Dataset excerpt
>>>
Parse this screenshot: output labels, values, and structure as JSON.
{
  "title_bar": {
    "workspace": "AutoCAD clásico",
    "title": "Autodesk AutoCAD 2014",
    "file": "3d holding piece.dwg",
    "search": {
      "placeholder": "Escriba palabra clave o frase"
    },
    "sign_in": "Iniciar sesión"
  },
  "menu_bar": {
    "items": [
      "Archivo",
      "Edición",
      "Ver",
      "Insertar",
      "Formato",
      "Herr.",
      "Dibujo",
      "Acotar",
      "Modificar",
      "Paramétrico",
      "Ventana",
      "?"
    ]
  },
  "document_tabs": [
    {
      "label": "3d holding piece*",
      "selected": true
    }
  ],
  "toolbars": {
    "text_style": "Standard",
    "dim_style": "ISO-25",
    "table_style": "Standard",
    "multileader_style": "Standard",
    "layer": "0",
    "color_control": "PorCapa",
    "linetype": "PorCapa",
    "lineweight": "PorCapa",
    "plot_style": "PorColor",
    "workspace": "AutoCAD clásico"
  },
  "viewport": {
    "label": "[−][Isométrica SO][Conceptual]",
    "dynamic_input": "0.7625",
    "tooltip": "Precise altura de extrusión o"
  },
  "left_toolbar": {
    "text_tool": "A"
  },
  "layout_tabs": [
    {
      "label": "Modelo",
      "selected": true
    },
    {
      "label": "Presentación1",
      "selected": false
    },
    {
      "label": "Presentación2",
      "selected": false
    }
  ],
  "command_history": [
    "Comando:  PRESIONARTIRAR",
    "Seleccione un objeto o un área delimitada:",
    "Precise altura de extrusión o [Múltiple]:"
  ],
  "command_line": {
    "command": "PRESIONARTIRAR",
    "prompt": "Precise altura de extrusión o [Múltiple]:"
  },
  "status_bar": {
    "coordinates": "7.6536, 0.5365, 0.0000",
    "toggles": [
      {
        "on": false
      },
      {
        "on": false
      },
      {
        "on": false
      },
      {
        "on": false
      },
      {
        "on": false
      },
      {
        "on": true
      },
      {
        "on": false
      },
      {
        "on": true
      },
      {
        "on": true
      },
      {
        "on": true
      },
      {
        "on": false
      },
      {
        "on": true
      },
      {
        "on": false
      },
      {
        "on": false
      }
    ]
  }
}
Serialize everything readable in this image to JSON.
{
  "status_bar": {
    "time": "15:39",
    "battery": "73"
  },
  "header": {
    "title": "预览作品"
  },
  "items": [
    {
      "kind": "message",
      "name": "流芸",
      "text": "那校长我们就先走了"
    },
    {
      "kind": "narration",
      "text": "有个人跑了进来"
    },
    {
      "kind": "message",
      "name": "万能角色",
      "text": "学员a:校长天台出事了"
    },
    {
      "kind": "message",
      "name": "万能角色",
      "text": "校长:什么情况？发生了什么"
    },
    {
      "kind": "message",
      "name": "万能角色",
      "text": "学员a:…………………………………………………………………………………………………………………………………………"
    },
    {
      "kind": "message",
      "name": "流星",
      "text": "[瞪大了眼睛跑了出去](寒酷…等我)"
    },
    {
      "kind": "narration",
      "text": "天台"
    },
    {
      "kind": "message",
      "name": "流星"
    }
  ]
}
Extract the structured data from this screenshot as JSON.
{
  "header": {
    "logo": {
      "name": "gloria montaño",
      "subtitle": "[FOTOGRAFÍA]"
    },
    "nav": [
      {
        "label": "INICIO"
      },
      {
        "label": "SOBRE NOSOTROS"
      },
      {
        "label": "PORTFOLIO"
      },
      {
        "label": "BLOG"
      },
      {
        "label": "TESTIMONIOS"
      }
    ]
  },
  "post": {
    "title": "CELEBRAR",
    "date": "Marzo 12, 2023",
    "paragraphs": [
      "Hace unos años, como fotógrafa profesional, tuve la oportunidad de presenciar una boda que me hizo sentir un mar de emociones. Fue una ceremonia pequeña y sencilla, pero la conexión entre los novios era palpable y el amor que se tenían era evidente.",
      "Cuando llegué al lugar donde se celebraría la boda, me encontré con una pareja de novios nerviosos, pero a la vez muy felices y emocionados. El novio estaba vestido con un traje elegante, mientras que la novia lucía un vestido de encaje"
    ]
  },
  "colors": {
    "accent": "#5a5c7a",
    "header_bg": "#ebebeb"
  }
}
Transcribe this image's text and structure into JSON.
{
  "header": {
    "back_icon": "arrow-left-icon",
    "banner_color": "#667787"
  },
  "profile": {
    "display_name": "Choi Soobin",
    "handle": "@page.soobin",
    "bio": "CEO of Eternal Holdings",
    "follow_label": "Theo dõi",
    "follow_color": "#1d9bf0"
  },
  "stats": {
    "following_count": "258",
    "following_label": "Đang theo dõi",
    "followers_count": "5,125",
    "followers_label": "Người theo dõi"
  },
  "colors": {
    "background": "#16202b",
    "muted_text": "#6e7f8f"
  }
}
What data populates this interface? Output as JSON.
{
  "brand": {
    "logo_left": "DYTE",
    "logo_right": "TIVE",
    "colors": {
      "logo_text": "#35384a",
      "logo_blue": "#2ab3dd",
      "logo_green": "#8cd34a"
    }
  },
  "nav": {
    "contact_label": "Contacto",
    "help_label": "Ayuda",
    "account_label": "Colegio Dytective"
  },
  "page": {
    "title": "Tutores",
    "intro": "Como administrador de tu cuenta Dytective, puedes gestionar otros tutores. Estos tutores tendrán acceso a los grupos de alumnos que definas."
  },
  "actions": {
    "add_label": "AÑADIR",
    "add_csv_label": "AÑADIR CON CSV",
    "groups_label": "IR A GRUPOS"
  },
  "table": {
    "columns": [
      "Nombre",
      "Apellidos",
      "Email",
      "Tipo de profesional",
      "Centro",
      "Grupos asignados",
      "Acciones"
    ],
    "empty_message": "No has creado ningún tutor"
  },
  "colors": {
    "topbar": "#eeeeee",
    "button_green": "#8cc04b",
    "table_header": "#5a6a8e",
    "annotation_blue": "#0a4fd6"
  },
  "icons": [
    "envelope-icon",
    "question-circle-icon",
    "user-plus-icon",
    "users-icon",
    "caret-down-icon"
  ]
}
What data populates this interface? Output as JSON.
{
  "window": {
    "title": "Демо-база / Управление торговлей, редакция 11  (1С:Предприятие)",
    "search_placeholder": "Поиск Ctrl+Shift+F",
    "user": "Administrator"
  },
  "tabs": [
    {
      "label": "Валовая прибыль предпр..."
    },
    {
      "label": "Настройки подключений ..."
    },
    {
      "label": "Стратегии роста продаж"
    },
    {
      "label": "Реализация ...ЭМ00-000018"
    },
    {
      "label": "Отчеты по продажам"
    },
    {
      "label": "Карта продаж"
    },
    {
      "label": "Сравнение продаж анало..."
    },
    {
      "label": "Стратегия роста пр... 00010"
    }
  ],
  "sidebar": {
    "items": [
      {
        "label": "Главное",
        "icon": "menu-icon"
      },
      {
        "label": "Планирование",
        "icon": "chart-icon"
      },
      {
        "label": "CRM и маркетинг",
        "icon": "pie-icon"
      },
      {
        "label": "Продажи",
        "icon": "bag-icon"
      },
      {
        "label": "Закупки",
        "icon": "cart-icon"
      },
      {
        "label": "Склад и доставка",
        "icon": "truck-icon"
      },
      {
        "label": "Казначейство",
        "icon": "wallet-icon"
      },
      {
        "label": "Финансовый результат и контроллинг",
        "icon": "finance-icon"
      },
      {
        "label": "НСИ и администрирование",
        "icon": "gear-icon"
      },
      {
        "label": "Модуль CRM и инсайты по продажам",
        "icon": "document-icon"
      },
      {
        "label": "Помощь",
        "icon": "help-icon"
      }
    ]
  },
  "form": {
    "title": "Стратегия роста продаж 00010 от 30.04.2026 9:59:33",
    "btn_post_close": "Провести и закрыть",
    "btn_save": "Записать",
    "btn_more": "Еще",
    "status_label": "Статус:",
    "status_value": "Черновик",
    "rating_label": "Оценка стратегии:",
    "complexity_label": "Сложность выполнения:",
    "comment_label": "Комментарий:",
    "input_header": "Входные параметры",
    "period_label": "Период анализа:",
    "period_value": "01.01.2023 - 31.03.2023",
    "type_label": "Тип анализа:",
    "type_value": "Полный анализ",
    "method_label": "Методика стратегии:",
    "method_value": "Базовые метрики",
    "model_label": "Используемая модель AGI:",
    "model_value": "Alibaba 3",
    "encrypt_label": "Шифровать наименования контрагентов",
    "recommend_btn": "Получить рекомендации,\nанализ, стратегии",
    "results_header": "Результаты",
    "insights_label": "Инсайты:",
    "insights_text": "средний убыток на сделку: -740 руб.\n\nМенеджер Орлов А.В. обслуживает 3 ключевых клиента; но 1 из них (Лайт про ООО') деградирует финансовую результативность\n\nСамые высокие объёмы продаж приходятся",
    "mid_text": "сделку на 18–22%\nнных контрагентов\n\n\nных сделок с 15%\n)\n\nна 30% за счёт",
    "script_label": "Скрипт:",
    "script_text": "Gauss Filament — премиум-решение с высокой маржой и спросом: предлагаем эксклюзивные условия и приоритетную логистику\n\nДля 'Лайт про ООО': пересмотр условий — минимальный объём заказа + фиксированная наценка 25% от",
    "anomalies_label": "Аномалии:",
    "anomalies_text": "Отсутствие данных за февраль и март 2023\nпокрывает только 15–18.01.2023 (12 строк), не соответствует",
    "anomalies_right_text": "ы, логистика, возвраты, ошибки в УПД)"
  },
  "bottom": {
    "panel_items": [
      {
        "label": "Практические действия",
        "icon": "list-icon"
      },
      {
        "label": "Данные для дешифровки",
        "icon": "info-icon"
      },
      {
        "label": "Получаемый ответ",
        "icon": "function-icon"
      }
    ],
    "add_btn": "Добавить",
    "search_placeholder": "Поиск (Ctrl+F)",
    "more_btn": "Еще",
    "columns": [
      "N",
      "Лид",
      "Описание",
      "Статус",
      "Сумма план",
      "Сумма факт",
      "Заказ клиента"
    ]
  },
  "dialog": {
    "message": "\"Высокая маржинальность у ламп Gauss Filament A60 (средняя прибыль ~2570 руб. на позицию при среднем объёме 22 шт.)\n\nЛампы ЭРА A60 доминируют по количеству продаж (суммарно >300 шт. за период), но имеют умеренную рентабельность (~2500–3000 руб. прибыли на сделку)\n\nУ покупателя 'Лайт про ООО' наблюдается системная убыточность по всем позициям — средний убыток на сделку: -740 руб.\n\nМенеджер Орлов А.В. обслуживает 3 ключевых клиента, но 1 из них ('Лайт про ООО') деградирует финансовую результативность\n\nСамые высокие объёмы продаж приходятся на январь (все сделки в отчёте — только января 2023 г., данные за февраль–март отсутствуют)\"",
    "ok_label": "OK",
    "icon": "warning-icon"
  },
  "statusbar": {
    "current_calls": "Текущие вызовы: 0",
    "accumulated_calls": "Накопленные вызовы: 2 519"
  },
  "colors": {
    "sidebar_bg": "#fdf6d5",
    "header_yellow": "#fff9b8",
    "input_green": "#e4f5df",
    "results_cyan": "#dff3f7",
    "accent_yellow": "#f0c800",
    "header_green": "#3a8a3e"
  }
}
<<<
Problem statement:
Count the lines of the data that include the string "Dytective", and give only that number.

Task result:
2